Output the records exactly. Include every line.

Excerpts from a figure dataset:
···

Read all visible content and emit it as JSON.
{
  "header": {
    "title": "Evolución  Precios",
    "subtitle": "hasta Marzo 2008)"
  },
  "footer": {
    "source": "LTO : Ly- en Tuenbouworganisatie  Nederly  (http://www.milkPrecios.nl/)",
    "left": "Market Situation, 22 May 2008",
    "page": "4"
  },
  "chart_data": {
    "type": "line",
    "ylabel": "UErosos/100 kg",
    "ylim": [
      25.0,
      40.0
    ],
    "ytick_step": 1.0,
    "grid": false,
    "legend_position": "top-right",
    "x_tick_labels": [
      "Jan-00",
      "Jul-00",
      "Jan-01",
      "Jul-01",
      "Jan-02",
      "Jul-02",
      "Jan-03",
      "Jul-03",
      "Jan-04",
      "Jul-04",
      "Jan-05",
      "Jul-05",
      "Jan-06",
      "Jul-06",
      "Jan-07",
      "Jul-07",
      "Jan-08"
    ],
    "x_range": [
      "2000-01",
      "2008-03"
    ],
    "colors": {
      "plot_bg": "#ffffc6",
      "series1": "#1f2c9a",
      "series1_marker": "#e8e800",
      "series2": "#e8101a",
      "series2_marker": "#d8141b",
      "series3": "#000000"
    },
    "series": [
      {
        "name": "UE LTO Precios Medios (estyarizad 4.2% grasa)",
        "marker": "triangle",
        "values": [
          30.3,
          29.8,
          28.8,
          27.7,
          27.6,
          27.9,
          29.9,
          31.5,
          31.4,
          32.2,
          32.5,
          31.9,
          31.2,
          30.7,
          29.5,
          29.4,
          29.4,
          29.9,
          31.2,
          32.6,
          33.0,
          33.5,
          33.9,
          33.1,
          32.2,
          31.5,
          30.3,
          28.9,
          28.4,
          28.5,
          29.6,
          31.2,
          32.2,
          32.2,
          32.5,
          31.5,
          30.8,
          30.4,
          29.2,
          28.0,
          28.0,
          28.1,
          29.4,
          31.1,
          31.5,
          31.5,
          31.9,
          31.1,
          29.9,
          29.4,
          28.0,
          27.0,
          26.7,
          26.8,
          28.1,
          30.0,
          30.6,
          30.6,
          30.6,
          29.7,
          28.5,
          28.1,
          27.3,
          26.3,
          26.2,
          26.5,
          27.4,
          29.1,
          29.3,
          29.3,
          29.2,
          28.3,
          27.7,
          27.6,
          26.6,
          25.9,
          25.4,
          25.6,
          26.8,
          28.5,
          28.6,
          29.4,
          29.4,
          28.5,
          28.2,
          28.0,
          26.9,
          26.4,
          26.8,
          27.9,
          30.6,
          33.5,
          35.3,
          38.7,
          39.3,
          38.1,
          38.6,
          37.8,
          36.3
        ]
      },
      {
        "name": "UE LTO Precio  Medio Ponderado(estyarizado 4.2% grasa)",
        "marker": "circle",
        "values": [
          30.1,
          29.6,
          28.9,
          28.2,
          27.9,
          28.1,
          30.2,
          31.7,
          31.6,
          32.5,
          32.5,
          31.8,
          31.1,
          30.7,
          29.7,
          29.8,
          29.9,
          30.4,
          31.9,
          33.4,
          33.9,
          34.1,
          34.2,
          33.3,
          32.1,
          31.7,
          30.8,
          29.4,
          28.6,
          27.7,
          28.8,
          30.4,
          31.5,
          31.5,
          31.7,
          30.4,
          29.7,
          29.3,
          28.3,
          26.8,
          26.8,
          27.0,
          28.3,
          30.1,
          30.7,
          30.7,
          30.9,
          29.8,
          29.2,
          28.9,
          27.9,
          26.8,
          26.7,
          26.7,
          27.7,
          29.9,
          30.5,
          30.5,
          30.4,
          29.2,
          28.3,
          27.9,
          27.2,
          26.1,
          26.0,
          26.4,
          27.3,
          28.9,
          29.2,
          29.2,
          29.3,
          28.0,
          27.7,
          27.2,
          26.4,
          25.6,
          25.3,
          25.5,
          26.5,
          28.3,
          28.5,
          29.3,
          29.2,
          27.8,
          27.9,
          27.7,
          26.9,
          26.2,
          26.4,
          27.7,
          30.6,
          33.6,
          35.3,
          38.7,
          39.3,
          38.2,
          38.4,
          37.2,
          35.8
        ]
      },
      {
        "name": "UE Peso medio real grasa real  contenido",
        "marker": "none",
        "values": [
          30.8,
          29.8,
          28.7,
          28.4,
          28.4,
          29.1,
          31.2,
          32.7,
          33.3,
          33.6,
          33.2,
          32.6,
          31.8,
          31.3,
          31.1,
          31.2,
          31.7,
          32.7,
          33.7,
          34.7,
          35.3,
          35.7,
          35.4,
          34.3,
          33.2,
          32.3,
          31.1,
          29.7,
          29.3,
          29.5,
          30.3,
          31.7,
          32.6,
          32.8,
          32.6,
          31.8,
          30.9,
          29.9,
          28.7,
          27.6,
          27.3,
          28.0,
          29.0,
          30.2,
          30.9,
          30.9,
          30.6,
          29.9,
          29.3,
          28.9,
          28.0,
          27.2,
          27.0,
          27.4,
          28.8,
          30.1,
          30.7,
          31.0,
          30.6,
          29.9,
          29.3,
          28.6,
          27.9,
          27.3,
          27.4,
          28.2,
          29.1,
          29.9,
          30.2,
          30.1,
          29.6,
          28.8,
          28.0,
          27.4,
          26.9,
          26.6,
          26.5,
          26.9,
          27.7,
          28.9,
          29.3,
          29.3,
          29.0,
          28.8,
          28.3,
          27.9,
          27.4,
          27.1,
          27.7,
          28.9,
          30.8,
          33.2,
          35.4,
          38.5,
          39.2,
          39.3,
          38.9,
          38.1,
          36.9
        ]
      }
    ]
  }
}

···

Task answer:
Read all visible content and emit it as JSON.
{
  "header": {
    "title": "Evolución  Precios",
    "subtitle": "hasta Marzo 2008)"
  },
  "footer": {
    "source": "LTO : Ly- en Tuenbouworganisatie  Nederly  (http://www.milkPrecios.nl/)",
    "left": "Market Situation, 22 May 2008",
    "page": "4"
  },
  "chart_data": {
    "type": "line",
    "ylabel": "UErosos/100 kg",
    "ylim": [
      25.0,
      40.0
    ],
    "ytick_step": 1.0,
    "grid": false,
    "legend_position": "top-right",
    "x_tick_labels": [
      "Jan-00",
      "Jul-00",
      "Jan-01",
      "Jul-01",
      "Jan-02",
      "Jul-02",
      "Jan-03",
      "Jul-03",
      "Jan-04",
      "Jul-04",
      "Jan-05",
      "Jul-05",
      "Jan-06",
      "Jul-06",
      "Jan-07",
      "Jul-07",
      "Jan-08"
    ],
    "x_range": [
      "2000-01",
      "2008-03"
    ],
    "colors": {
      "plot_bg": "#ffffc6",
      "series1": "#1f2c9a",
      "series1_marker": "#e8e800",
      "series2": "#e8101a",
      "series2_marker": "#d8141b",
      "series3": "#000000"
    },
    "series": [
      {
        "name": "UE LTO Precios Medios (estyarizad 4.2% grasa)",
        "marker": "triangle",
        "values": [
          30.3,
          29.8,
          28.8,
          27.7,
          27.6,
          27.9,
          29.9,
          31.5,
          31.4,
          32.2,
          32.5,
          31.9,
          31.2,
          30.7,
          29.5,
          29.4,
          29.4,
          29.9,
          31.2,
          32.6,
          33.0,
          33.5,
          33.9,
          33.1,
          32.2,
          31.5,
          30.3,
          28.9,
          28.4,
          28.5,
          29.6,
          31.2,
          32.2,
          32.2,
          32.5,
          31.5,
          30.8,
          30.4,
          29.2,
          28.0,
          28.0,
          28.1,
          29.4,
          31.1,
          31.5,
          31.5,
          31.9,
          31.1,
          29.9,
          29.4,
          28.0,
          27.0,
          26.7,
          26.8,
          28.1,
          30.0,
          30.6,
          30.6,
          30.6,
          29.7,
          28.5,
          28.1,
          27.3,
          26.3,
          26.2,
          26.5,
          27.4,
          29.1,
          29.3,
          29.3,
          29.2,
          28.3,
          27.7,
          27.6,
          26.6,
          25.9,
          25.4,
          25.6,
          26.8,
          28.5,
          28.6,
          29.4,
          29.4,
          28.5,
          28.2,
          28.0,
          26.9,
          26.4,
          26.8,
          27.9,
          30.6,
          33.5,
          35.3,
          38.7,
          39.3,
          38.1,
          38.6,
          37.8,
          36.3
        ]
      },
      {
        "name": "UE LTO Precio  Medio Ponderado(estyarizado 4.2% grasa)",
        "marker": "circle",
        "values": [
          30.1,
          29.6,
          28.9,
          28.2,
          27.9,
          28.1,
          30.2,
          31.7,
          31.6,
          32.5,
          32.5,
          31.8,
          31.1,
          30.7,
          29.7,
          29.8,
          29.9,
          30.4,
          31.9,
          33.4,
          33.9,
          34.1,
          34.2,
          33.3,
          32.1,
          31.7,
          30.8,
          29.4,
          28.6,
          27.7,
          28.8,
          30.4,
          31.5,
          31.5,
          31.7,
          30.4,
          29.7,
          29.3,
          28.3,
          26.8,
          26.8,
          27.0,
          28.3,
          30.1,
          30.7,
          30.7,
          30.9,
          29.8,
          29.2,
          28.9,
          27.9,
          26.8,
          26.7,
          26.7,
          27.7,
          29.9,
          30.5,
          30.5,
          30.4,
          29.2,
          28.3,
          27.9,
          27.2,
          26.1,
          26.0,
          26.4,
          27.3,
          28.9,
          29.2,
          29.2,
          29.3,
          28.0,
          27.7,
          27.2,
          26.4,
          25.6,
          25.3,
          25.5,
          26.5,
          28.3,
          28.5,
          29.3,
          29.2,
          27.8,
          27.9,
          27.7,
          26.9,
          26.2,
          26.4,
          27.7,
          30.6,
          33.6,
          35.3,
          38.7,
          39.3,
          38.2,
          38.4,
          37.2,
          35.8
        ]
      },
      {
        "name": "UE Peso medio real grasa real  contenido",
        "marker": "none",
        "values": [
          30.8,
          29.8,
          28.7,
          28.4,
          28.4,
          29.1,
          31.2,
          32.7,
          33.3,
          33.6,
          33.2,
          32.6,
          31.8,
          31.3,
          31.1,
          31.2,
          31.7,
          32.7,
          33.7,
          34.7,
          35.3,
          35.7,
          35.4,
          34.3,
          33.2,
          32.3,
          31.1,
          29.7,
          29.3,
          29.5,
          30.3,
          31.7,
          32.6,
          32.8,
          32.6,
          31.8,
          30.9,
          29.9,
          28.7,
          27.6,
          27.3,
          28.0,
          29.0,
          30.2,
          30.9,
          30.9,
          30.6,
          29.9,
          29.3,
          28.9,
          28.0,
          27.2,
          27.0,
          27.4,
          28.8,
          30.1,
          30.7,
          31.0,
          30.6,
          29.9,
          29.3,
          28.6,
          27.9,
          27.3,
          27.4,
          28.2,
          29.1,
          29.9,
          30.2,
          30.1,
          29.6,
          28.8,
          28.0,
          27.4,
          26.9,
          26.6,
          26.5,
          26.9,
          27.7,
          28.9,
          29.3,
          29.3,
          29.0,
          28.8,
          28.3,
          27.9,
          27.4,
          27.1,
          27.7,
          28.9,
          30.8,
          33.2,
          35.4,
          38.5,
          39.2,
          39.3,
          38.9,
          38.1,
          36.9
        ]
      }
    ]
  }
}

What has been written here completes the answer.